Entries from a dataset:
────────────────

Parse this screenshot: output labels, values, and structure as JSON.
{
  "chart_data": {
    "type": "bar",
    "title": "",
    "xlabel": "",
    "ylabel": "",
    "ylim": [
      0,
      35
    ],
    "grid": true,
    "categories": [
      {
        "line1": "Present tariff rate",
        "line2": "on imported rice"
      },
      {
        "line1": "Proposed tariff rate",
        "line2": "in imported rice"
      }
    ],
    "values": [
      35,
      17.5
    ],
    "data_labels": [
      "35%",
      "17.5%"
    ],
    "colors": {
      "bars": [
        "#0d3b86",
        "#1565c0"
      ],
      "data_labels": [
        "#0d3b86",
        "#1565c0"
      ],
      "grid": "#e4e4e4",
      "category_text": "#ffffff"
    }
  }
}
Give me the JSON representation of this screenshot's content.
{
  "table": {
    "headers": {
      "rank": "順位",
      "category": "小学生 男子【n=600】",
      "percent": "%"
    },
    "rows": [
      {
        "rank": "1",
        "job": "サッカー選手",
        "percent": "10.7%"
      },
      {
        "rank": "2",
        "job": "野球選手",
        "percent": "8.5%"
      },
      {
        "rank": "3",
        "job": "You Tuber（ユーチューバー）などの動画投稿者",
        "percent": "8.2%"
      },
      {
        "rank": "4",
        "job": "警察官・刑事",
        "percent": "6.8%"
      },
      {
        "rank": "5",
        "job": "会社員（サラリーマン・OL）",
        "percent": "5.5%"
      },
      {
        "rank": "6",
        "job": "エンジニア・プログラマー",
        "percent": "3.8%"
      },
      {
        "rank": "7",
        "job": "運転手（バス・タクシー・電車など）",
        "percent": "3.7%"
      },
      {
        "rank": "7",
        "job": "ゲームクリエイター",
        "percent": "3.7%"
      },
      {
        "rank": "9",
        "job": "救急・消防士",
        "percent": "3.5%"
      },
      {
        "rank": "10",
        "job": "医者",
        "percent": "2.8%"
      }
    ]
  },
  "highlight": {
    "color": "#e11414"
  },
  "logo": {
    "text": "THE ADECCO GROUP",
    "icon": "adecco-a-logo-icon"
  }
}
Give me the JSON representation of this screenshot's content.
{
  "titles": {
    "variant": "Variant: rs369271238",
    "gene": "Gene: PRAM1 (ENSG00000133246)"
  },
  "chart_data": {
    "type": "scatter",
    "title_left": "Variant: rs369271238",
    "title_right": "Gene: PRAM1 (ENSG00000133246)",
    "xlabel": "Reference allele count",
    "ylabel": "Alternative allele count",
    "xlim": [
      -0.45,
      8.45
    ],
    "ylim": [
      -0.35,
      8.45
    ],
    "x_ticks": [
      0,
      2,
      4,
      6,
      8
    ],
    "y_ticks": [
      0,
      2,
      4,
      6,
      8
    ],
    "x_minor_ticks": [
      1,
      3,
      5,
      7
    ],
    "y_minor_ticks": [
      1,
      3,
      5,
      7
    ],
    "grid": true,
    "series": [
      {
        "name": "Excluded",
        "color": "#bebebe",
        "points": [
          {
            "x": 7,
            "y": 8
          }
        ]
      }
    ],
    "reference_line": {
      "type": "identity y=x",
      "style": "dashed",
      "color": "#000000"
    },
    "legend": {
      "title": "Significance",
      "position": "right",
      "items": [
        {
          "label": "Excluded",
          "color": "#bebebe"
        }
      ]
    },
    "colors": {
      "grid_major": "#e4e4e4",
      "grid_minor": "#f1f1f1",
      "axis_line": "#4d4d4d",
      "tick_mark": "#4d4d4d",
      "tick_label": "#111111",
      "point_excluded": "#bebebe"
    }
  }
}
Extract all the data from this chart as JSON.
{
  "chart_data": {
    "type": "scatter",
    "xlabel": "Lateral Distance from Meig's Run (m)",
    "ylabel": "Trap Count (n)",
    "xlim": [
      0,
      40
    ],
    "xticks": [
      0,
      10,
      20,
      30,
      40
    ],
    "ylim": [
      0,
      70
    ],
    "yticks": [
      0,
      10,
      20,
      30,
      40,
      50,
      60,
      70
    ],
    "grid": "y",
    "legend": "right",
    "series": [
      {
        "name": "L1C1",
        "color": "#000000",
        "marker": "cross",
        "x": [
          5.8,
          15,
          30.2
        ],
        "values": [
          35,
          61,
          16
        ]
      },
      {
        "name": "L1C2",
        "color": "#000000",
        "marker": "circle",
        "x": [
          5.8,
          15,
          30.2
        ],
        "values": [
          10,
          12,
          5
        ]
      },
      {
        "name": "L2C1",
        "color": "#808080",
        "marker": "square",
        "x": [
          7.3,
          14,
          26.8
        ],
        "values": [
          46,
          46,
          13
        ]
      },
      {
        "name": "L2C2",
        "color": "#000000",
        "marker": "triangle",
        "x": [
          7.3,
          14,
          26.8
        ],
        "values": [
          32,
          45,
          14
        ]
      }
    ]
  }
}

────────────────

§ **Directions for this task**
Copy all the records above precisely.

§ **Solution**
Parse this screenshot: output labels, values, and structure as JSON.
{
  "chart_data": {
    "type": "bar",
    "title": "",
    "xlabel": "",
    "ylabel": "",
    "ylim": [
      0,
      35
    ],
    "grid": true,
    "categories": [
      {
        "line1": "Present tariff rate",
        "line2": "on imported rice"
      },
      {
        "line1": "Proposed tariff rate",
        "line2": "in imported rice"
      }
    ],
    "values": [
      35,
      17.5
    ],
    "data_labels": [
      "35%",
      "17.5%"
    ],
    "colors": {
      "bars": [
        "#0d3b86",
        "#1565c0"
      ],
      "data_labels": [
        "#0d3b86",
        "#1565c0"
      ],
      "grid": "#e4e4e4",
      "category_text": "#ffffff"
    }
  }
}
Give me the JSON representation of this screenshot's content.
{
  "table": {
    "headers": {
      "rank": "順位",
      "category": "小学生 男子【n=600】",
      "percent": "%"
    },
    "rows": [
      {
        "rank": "1",
        "job": "サッカー選手",
        "percent": "10.7%"
      },
      {
        "rank": "2",
        "job": "野球選手",
        "percent": "8.5%"
      },
      {
        "rank": "3",
        "job": "You Tuber（ユーチューバー）などの動画投稿者",
        "percent": "8.2%"
      },
      {
        "rank": "4",
        "job": "警察官・刑事",
        "percent": "6.8%"
      },
      {
        "rank": "5",
        "job": "会社員（サラリーマン・OL）",
        "percent": "5.5%"
      },
      {
        "rank": "6",
        "job": "エンジニア・プログラマー",
        "percent": "3.8%"
      },
      {
        "rank": "7",
        "job": "運転手（バス・タクシー・電車など）",
        "percent": "3.7%"
      },
      {
        "rank": "7",
        "job": "ゲームクリエイター",
        "percent": "3.7%"
      },
      {
        "rank": "9",
        "job": "救急・消防士",
        "percent": "3.5%"
      },
      {
        "rank": "10",
        "job": "医者",
        "percent": "2.8%"
      }
    ]
  },
  "highlight": {
    "color": "#e11414"
  },
  "logo": {
    "text": "THE ADECCO GROUP",
    "icon": "adecco-a-logo-icon"
  }
}
Give me the JSON representation of this screenshot's content.
{
  "titles": {
    "variant": "Variant: rs369271238",
    "gene": "Gene: PRAM1 (ENSG00000133246)"
  },
  "chart_data": {
    "type": "scatter",
    "title_left": "Variant: rs369271238",
    "title_right": "Gene: PRAM1 (ENSG00000133246)",
    "xlabel": "Reference allele count",
    "ylabel": "Alternative allele count",
    "xlim": [
      -0.45,
      8.45
    ],
    "ylim": [
      -0.35,
      8.45
    ],
    "x_ticks": [
      0,
      2,
      4,
      6,
      8
    ],
    "y_ticks": [
      0,
      2,
      4,
      6,
      8
    ],
    "x_minor_ticks": [
      1,
      3,
      5,
      7
    ],
    "y_minor_ticks": [
      1,
      3,
      5,
      7
    ],
    "grid": true,
    "series": [
      {
        "name": "Excluded",
        "color": "#bebebe",
        "points": [
          {
            "x": 7,
            "y": 8
          }
        ]
      }
    ],
    "reference_line": {
      "type": "identity y=x",
      "style": "dashed",
      "color": "#000000"
    },
    "legend": {
      "title": "Significance",
      "position": "right",
      "items": [
        {
          "label": "Excluded",
          "color": "#bebebe"
        }
      ]
    },
    "colors": {
      "grid_major": "#e4e4e4",
      "grid_minor": "#f1f1f1",
      "axis_line": "#4d4d4d",
      "tick_mark": "#4d4d4d",
      "tick_label": "#111111",
      "point_excluded": "#bebebe"
    }
  }
}
Extract all the data from this chart as JSON.
{
  "chart_data": {
    "type": "scatter",
    "xlabel": "Lateral Distance from Meig's Run (m)",
    "ylabel": "Trap Count (n)",
    "xlim": [
      0,
      40
    ],
    "xticks": [
      0,
      10,
      20,
      30,
      40
    ],
    "ylim": [
      0,
      70
    ],
    "yticks": [
      0,
      10,
      20,
      30,
      40,
      50,
      60,
      70
    ],
    "grid": "y",
    "legend": "right",
    "series": [
      {
        "name": "L1C1",
        "color": "#000000",
        "marker": "cross",
        "x": [
          5.8,
          15,
          30.2
        ],
        "values": [
          35,
          61,
          16
        ]
      },
      {
        "name": "L1C2",
        "color": "#000000",
        "marker": "circle",
        "x": [
          5.8,
          15,
          30.2
        ],
        "values": [
          10,
          12,
          5
        ]
      },
      {
        "name": "L2C1",
        "color": "#808080",
        "marker": "square",
        "x": [
          7.3,
          14,
          26.8
        ],
        "values": [
          46,
          46,
          13
        ]
      },
      {
        "name": "L2C2",
        "color": "#000000",
        "marker": "triangle",
        "x": [
          7.3,
          14,
          26.8
        ],
        "values": [
          32,
          45,
          14
        ]
      }
    ]
  }
}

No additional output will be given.